[Given information start]

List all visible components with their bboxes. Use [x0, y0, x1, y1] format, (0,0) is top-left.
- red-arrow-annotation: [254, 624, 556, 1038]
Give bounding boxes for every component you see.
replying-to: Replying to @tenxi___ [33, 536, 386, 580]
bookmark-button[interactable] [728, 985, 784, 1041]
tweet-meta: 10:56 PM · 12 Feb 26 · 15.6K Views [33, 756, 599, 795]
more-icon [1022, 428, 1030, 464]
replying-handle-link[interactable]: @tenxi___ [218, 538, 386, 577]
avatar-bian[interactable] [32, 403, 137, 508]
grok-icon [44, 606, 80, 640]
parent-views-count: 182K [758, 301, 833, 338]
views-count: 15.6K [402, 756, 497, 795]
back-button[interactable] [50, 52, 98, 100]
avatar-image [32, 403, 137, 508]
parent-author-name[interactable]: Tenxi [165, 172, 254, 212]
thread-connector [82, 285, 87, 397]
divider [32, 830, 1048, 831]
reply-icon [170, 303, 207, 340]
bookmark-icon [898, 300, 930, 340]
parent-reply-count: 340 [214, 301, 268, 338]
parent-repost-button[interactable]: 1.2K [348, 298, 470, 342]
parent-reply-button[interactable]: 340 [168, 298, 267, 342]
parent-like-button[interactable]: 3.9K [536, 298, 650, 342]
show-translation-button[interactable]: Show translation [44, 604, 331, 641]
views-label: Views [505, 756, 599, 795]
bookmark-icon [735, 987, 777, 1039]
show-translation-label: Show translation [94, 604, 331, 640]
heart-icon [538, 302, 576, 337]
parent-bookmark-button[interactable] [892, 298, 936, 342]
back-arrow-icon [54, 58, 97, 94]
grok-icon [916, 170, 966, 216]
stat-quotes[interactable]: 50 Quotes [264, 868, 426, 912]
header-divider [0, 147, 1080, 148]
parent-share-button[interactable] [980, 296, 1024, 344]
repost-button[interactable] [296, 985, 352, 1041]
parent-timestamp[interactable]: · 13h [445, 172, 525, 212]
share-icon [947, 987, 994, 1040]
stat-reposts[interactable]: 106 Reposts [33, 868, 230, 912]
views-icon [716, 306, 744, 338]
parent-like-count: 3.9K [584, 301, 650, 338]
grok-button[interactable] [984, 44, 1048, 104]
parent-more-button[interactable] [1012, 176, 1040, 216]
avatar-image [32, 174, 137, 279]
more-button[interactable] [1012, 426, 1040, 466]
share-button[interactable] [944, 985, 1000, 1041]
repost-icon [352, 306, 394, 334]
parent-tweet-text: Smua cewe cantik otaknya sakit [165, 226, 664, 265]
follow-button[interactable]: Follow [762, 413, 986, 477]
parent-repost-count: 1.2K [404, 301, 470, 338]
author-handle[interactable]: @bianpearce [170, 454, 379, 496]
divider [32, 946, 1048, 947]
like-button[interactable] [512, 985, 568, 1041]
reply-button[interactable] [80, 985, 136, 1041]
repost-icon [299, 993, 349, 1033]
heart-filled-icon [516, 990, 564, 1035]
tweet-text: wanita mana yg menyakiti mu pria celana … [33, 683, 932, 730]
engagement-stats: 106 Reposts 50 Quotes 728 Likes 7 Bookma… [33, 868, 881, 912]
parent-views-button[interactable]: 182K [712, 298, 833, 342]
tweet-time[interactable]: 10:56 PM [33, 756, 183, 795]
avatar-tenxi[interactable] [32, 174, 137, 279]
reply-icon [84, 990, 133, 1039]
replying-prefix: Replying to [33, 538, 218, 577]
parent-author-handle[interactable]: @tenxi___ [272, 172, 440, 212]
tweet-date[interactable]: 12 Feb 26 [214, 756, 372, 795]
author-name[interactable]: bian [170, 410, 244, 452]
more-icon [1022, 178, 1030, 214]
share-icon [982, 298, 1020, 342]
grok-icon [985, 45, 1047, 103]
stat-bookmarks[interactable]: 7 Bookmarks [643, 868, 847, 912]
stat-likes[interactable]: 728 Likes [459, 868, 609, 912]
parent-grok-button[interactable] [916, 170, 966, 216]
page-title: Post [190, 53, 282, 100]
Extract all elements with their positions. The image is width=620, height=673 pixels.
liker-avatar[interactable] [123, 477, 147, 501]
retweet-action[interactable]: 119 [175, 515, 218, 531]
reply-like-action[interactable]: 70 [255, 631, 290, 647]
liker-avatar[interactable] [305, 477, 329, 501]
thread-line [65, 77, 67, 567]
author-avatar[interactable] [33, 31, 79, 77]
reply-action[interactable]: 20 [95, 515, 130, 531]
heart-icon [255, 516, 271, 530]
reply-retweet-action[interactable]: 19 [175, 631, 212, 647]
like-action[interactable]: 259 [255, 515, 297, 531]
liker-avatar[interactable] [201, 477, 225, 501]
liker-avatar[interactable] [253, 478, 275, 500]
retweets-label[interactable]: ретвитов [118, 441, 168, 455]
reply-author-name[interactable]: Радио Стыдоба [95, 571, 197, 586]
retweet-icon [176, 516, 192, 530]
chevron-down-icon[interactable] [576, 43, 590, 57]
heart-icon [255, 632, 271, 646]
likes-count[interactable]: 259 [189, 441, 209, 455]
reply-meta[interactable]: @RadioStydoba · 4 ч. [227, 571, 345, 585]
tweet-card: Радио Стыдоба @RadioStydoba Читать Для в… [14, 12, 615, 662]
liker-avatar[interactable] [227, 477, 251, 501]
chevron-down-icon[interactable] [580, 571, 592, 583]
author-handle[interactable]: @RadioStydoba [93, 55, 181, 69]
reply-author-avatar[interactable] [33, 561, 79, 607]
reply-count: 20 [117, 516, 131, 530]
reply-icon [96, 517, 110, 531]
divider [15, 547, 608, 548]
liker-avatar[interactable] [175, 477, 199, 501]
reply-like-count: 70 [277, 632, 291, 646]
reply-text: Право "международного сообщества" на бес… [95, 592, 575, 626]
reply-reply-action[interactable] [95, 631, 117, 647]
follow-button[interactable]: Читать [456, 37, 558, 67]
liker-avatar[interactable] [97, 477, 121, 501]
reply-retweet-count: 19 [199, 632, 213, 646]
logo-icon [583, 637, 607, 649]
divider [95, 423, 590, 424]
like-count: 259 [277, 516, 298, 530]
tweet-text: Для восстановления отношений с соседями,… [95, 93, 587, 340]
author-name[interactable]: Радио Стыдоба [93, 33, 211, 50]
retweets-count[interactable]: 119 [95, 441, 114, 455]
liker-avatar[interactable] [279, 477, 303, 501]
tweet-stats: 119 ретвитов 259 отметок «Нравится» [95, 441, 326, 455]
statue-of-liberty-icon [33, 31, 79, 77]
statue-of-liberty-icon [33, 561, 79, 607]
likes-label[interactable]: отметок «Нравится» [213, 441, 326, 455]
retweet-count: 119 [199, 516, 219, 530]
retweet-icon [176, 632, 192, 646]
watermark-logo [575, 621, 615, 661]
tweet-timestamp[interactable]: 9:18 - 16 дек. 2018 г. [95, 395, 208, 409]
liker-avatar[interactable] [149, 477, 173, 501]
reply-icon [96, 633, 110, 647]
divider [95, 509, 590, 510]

[Given information end]

*Instructions for the task*: Return every line in the entries above that contains the string "timestamp", treating uppercase and lowercase letters as different.

*Response to the task*:
parent-timestamp[interactable]: · 13h [445, 172, 525, 212]
tweet-timestamp[interactable]: 9:18 - 16 дек. 2018 г. [95, 395, 208, 409]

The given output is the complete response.